Record list ▸
----------

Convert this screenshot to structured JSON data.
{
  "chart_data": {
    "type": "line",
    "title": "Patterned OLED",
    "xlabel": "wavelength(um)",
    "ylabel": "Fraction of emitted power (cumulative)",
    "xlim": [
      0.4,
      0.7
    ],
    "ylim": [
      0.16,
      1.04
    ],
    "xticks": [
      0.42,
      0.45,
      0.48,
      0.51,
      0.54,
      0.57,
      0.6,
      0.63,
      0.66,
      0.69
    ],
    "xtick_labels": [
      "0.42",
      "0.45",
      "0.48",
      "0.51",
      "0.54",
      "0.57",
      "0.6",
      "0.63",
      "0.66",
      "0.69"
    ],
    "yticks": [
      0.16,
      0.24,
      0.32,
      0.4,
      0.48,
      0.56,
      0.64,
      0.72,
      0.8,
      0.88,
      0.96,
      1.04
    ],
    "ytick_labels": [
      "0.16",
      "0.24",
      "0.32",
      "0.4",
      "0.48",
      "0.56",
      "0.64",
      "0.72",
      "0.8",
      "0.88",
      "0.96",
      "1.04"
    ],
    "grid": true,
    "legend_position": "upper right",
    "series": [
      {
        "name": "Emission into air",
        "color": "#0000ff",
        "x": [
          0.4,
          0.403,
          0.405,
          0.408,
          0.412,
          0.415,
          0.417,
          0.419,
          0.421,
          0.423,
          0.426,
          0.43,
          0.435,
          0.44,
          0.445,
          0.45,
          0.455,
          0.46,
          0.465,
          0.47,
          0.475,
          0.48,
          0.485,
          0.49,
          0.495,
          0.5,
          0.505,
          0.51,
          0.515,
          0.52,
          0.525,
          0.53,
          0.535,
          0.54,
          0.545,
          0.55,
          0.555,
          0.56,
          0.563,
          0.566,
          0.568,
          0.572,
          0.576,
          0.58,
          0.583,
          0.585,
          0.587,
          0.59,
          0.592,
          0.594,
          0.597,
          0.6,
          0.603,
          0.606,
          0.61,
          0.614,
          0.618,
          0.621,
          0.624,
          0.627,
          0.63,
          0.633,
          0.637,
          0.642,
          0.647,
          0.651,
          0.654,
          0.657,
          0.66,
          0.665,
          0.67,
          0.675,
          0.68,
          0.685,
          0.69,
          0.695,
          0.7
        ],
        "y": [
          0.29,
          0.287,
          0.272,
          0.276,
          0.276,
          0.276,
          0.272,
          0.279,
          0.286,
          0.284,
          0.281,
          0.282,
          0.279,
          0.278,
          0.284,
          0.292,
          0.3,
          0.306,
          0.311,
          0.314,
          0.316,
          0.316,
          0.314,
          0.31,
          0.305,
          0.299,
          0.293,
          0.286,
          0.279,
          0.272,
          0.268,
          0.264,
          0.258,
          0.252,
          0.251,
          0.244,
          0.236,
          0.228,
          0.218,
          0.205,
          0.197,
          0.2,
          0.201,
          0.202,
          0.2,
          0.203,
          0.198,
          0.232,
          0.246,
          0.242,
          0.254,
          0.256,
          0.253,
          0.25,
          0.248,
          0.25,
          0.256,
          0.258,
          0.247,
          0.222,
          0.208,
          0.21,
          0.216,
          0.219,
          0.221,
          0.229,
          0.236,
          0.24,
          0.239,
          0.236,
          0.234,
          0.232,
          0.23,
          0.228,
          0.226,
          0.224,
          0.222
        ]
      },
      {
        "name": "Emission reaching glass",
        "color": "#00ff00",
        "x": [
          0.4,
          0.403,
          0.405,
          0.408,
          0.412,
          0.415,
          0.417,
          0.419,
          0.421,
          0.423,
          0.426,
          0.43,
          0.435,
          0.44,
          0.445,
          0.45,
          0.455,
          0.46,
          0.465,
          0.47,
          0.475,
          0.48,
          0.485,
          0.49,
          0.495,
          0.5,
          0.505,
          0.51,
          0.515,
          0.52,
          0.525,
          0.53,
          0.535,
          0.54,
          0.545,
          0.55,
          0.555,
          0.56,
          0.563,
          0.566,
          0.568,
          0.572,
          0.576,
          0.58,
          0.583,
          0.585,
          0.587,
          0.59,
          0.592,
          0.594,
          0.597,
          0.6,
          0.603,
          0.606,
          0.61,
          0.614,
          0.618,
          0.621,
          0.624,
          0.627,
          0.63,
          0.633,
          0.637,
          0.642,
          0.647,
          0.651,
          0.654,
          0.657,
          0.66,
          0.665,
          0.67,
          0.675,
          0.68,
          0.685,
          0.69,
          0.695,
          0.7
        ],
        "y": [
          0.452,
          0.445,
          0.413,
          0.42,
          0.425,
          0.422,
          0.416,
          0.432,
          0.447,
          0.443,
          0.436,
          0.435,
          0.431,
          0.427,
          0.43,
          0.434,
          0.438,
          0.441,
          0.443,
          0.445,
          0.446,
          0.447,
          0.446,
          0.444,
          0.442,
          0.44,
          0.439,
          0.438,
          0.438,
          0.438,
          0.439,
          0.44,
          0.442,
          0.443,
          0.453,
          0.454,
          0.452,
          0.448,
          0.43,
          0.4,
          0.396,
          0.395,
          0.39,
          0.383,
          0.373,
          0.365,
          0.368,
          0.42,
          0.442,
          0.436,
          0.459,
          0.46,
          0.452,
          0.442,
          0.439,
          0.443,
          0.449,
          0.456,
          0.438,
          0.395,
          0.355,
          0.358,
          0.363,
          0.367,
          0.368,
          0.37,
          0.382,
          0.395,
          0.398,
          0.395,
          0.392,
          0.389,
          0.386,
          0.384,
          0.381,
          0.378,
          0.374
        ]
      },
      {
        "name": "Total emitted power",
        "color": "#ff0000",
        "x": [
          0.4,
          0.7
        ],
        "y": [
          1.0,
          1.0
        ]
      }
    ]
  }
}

----------

Given instruction ▸ Look through the entries above and list every line containing "power".

Output of the exercise ▸
    "ylabel": "Fraction of emitted power (cumulative)",
        "name": "Total emitted power",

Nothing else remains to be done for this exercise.